### TASK OBJECTIVE
Each line below must be set down exactly; omit any image you find.

§

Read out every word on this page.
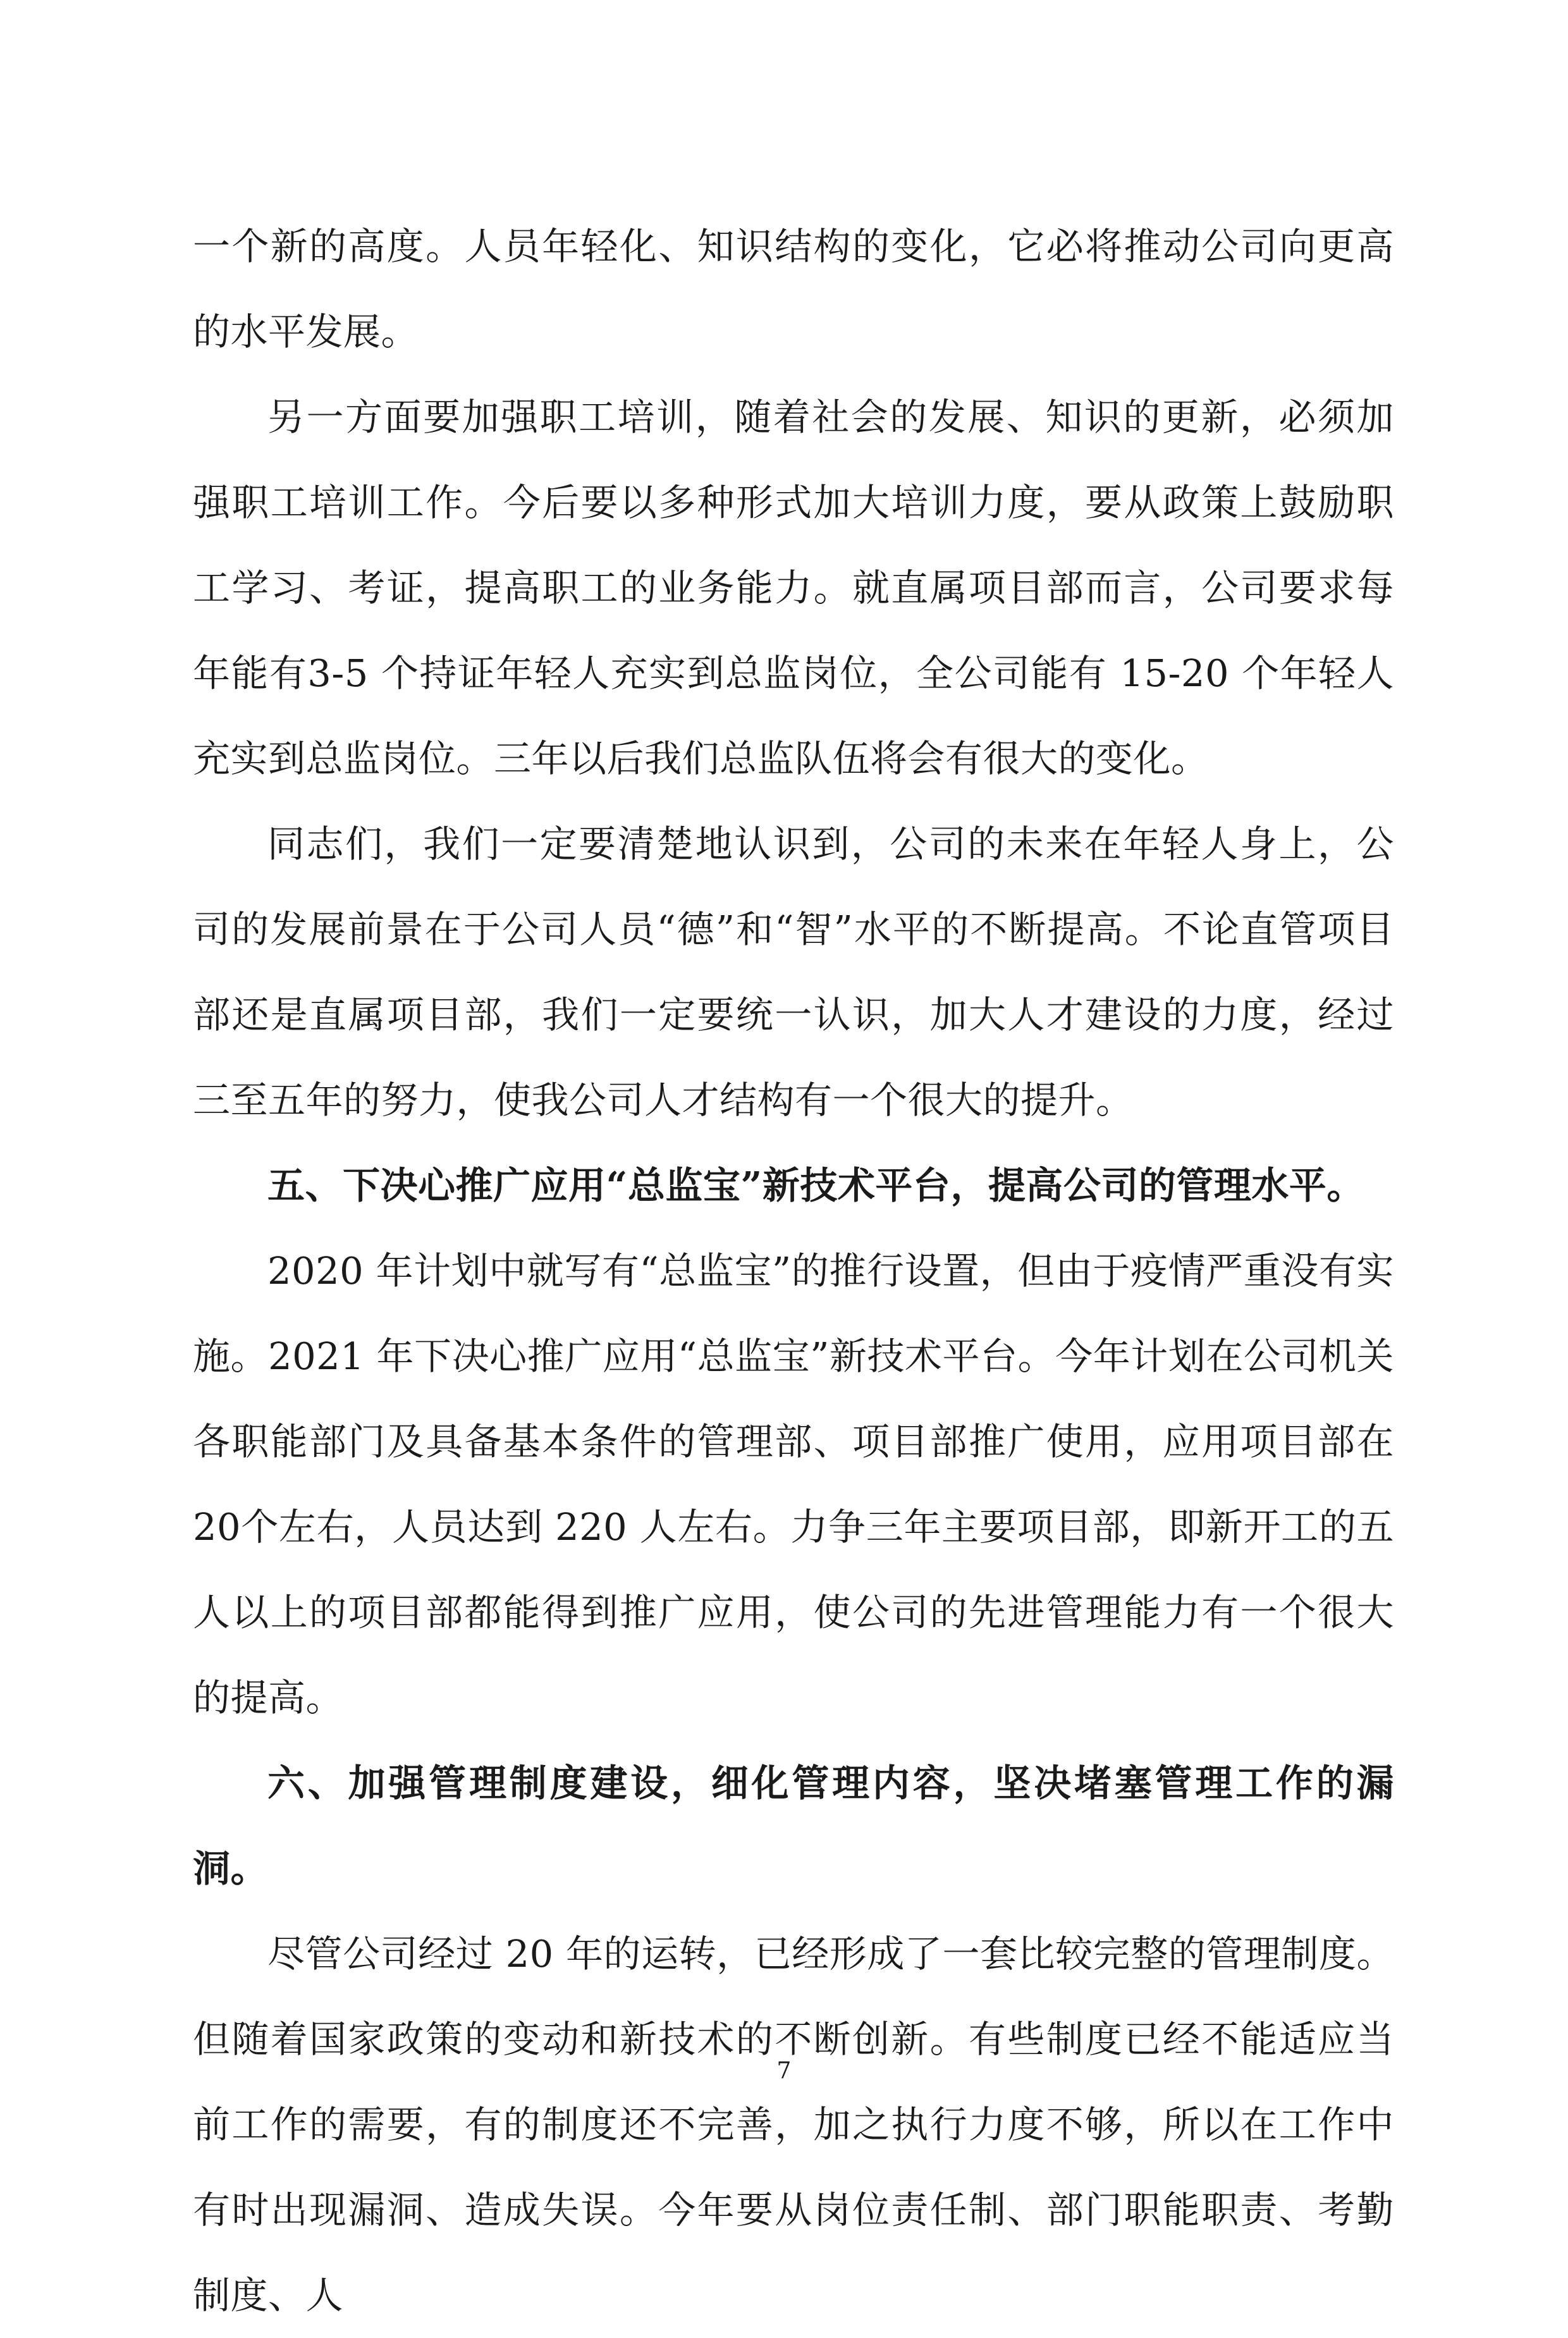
一个新的高度。人员年轻化、知识结构的变化，它必将推动公司向更高的水平发展。

另一方面要加强职工培训，随着社会的发展、知识的更新，必须加强职工培训工作。今后要以多种形式加大培训力度，要从政策上鼓励职工学习、考证，提高职工的业务能力。就直属项目部而言，公司要求每年能有3-5 个持证年轻人充实到总监岗位，全公司能有 15-20 个年轻人充实到总监岗位。三年以后我们总监队伍将会有很大的变化。

同志们，我们一定要清楚地认识到，公司的未来在年轻人身上，公司的发展前景在于公司人员“德”和“智”水平的不断提高。不论直管项目部还是直属项目部，我们一定要统一认识，加大人才建设的力度，经过三至五年的努力，使我公司人才结构有一个很大的提升。

五、下决心推广应用“总监宝”新技术平台，提高公司的管理水平。

2020 年计划中就写有“总监宝”的推行设置，但由于疫情严重没有实施。2021 年下决心推广应用“总监宝”新技术平台。今年计划在公司机关各职能部门及具备基本条件的管理部、项目部推广使用，应用项目部在 20个左右，人员达到 220 人左右。力争三年主要项目部，即新开工的五人以上的项目部都能得到推广应用，使公司的先进管理能力有一个很大的提高。

六、加强管理制度建设，细化管理内容，坚决堵塞管理工作的漏洞。

尽管公司经过 20 年的运转，已经形成了一套比较完整的管理制度。但随着国家政策的变动和新技术的不断创新。有些制度已经不能适应当前工作的需要，有的制度还不完善，加之执行力度不够，所以在工作中有时出现漏洞、造成失误。今年要从岗位责任制、部门职能职责、考勤制度、人

7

§

### COMPLETED EXERCISE
Read out every word on this page.
一个新的高度。人员年轻化、知识结构的变化，它必将推动公司向更高的水平发展。

另一方面要加强职工培训，随着社会的发展、知识的更新，必须加强职工培训工作。今后要以多种形式加大培训力度，要从政策上鼓励职工学习、考证，提高职工的业务能力。就直属项目部而言，公司要求每年能有3-5 个持证年轻人充实到总监岗位，全公司能有 15-20 个年轻人充实到总监岗位。三年以后我们总监队伍将会有很大的变化。

同志们，我们一定要清楚地认识到，公司的未来在年轻人身上，公司的发展前景在于公司人员“德”和“智”水平的不断提高。不论直管项目部还是直属项目部，我们一定要统一认识，加大人才建设的力度，经过三至五年的努力，使我公司人才结构有一个很大的提升。

五、下决心推广应用“总监宝”新技术平台，提高公司的管理水平。

2020 年计划中就写有“总监宝”的推行设置，但由于疫情严重没有实施。2021 年下决心推广应用“总监宝”新技术平台。今年计划在公司机关各职能部门及具备基本条件的管理部、项目部推广使用，应用项目部在 20个左右，人员达到 220 人左右。力争三年主要项目部，即新开工的五人以上的项目部都能得到推广应用，使公司的先进管理能力有一个很大的提高。

六、加强管理制度建设，细化管理内容，坚决堵塞管理工作的漏洞。

尽管公司经过 20 年的运转，已经形成了一套比较完整的管理制度。但随着国家政策的变动和新技术的不断创新。有些制度已经不能适应当前工作的需要，有的制度还不完善，加之执行力度不够，所以在工作中有时出现漏洞、造成失误。今年要从岗位责任制、部门职能职责、考勤制度、人

7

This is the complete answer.